Start of Source data

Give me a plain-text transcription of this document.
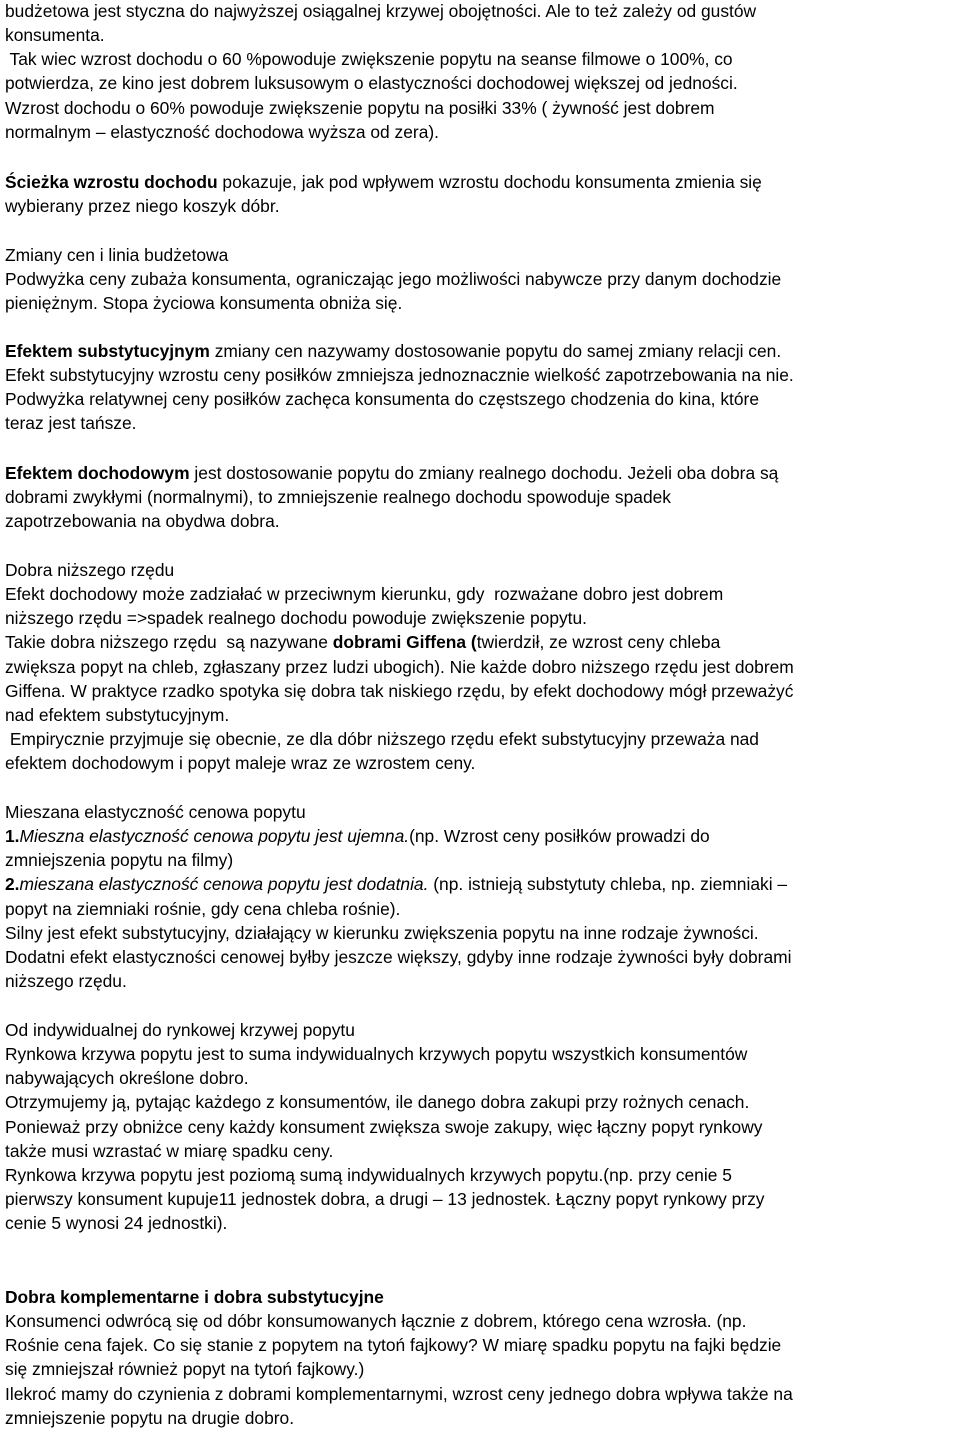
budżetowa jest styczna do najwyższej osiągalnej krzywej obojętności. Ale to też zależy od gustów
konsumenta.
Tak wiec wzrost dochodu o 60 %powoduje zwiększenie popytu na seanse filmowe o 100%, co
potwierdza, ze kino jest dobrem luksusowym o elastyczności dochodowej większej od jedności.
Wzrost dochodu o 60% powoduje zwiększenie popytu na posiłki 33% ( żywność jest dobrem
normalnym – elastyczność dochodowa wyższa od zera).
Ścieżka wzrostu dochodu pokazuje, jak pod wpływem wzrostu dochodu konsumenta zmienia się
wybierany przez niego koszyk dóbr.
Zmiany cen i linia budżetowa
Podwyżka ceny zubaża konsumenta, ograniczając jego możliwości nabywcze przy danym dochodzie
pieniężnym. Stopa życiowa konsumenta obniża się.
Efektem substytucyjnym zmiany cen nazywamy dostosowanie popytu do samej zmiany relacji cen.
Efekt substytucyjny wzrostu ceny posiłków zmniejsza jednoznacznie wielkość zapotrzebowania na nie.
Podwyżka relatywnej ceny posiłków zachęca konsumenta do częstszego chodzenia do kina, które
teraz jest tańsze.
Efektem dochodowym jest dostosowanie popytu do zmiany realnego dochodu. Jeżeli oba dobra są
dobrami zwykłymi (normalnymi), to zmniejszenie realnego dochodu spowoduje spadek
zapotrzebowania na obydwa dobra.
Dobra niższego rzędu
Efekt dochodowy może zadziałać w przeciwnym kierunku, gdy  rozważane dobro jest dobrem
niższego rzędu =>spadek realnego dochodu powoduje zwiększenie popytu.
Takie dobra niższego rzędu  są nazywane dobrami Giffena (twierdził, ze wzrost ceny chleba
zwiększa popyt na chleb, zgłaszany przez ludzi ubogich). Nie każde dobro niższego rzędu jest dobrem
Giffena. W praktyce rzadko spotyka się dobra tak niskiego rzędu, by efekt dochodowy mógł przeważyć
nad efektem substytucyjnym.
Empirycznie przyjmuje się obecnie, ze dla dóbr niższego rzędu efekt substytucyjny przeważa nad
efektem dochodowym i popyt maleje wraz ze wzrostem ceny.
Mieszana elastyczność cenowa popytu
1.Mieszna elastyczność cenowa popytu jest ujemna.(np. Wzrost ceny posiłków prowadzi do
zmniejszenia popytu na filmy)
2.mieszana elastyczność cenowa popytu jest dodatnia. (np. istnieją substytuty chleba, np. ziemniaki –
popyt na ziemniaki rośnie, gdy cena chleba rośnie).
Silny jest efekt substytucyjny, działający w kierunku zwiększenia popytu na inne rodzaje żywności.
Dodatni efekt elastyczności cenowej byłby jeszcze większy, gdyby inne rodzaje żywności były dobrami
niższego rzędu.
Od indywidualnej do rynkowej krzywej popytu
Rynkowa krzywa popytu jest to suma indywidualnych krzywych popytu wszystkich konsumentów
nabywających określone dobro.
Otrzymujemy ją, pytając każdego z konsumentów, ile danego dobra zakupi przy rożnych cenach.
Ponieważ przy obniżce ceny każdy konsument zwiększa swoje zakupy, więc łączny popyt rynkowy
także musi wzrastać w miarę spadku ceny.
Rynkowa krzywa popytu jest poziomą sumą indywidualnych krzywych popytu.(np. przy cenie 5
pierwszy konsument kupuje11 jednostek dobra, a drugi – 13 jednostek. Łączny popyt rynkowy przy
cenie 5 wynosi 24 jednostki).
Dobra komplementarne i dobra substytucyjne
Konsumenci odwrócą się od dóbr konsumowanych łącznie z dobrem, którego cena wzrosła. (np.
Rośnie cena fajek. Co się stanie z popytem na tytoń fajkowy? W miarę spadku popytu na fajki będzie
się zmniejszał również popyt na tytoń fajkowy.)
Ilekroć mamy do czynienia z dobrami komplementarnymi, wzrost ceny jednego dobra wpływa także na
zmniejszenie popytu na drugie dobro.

End of Source data

**Instruction**
Omit any images, then output the listing exactly.

**Exercise result**
Give me a plain-text transcription of this document.
budżetowa jest styczna do najwyższej osiągalnej krzywej obojętności. Ale to też zależy od gustów
konsumenta.
Tak wiec wzrost dochodu o 60 %powoduje zwiększenie popytu na seanse filmowe o 100%, co
potwierdza, ze kino jest dobrem luksusowym o elastyczności dochodowej większej od jedności.
Wzrost dochodu o 60% powoduje zwiększenie popytu na posiłki 33% ( żywność jest dobrem
normalnym – elastyczność dochodowa wyższa od zera).
Ścieżka wzrostu dochodu pokazuje, jak pod wpływem wzrostu dochodu konsumenta zmienia się
wybierany przez niego koszyk dóbr.
Zmiany cen i linia budżetowa
Podwyżka ceny zubaża konsumenta, ograniczając jego możliwości nabywcze przy danym dochodzie
pieniężnym. Stopa życiowa konsumenta obniża się.
Efektem substytucyjnym zmiany cen nazywamy dostosowanie popytu do samej zmiany relacji cen.
Efekt substytucyjny wzrostu ceny posiłków zmniejsza jednoznacznie wielkość zapotrzebowania na nie.
Podwyżka relatywnej ceny posiłków zachęca konsumenta do częstszego chodzenia do kina, które
teraz jest tańsze.
Efektem dochodowym jest dostosowanie popytu do zmiany realnego dochodu. Jeżeli oba dobra są
dobrami zwykłymi (normalnymi), to zmniejszenie realnego dochodu spowoduje spadek
zapotrzebowania na obydwa dobra.
Dobra niższego rzędu
Efekt dochodowy może zadziałać w przeciwnym kierunku, gdy  rozważane dobro jest dobrem
niższego rzędu =>spadek realnego dochodu powoduje zwiększenie popytu.
Takie dobra niższego rzędu  są nazywane dobrami Giffena (twierdził, ze wzrost ceny chleba
zwiększa popyt na chleb, zgłaszany przez ludzi ubogich). Nie każde dobro niższego rzędu jest dobrem
Giffena. W praktyce rzadko spotyka się dobra tak niskiego rzędu, by efekt dochodowy mógł przeważyć
nad efektem substytucyjnym.
Empirycznie przyjmuje się obecnie, ze dla dóbr niższego rzędu efekt substytucyjny przeważa nad
efektem dochodowym i popyt maleje wraz ze wzrostem ceny.
Mieszana elastyczność cenowa popytu
1.Mieszna elastyczność cenowa popytu jest ujemna.(np. Wzrost ceny posiłków prowadzi do
zmniejszenia popytu na filmy)
2.mieszana elastyczność cenowa popytu jest dodatnia. (np. istnieją substytuty chleba, np. ziemniaki –
popyt na ziemniaki rośnie, gdy cena chleba rośnie).
Silny jest efekt substytucyjny, działający w kierunku zwiększenia popytu na inne rodzaje żywności.
Dodatni efekt elastyczności cenowej byłby jeszcze większy, gdyby inne rodzaje żywności były dobrami
niższego rzędu.
Od indywidualnej do rynkowej krzywej popytu
Rynkowa krzywa popytu jest to suma indywidualnych krzywych popytu wszystkich konsumentów
nabywających określone dobro.
Otrzymujemy ją, pytając każdego z konsumentów, ile danego dobra zakupi przy rożnych cenach.
Ponieważ przy obniżce ceny każdy konsument zwiększa swoje zakupy, więc łączny popyt rynkowy
także musi wzrastać w miarę spadku ceny.
Rynkowa krzywa popytu jest poziomą sumą indywidualnych krzywych popytu.(np. przy cenie 5
pierwszy konsument kupuje11 jednostek dobra, a drugi – 13 jednostek. Łączny popyt rynkowy przy
cenie 5 wynosi 24 jednostki).
Dobra komplementarne i dobra substytucyjne
Konsumenci odwrócą się od dóbr konsumowanych łącznie z dobrem, którego cena wzrosła. (np.
Rośnie cena fajek. Co się stanie z popytem na tytoń fajkowy? W miarę spadku popytu na fajki będzie
się zmniejszał również popyt na tytoń fajkowy.)
Ilekroć mamy do czynienia z dobrami komplementarnymi, wzrost ceny jednego dobra wpływa także na
zmniejszenie popytu na drugie dobro.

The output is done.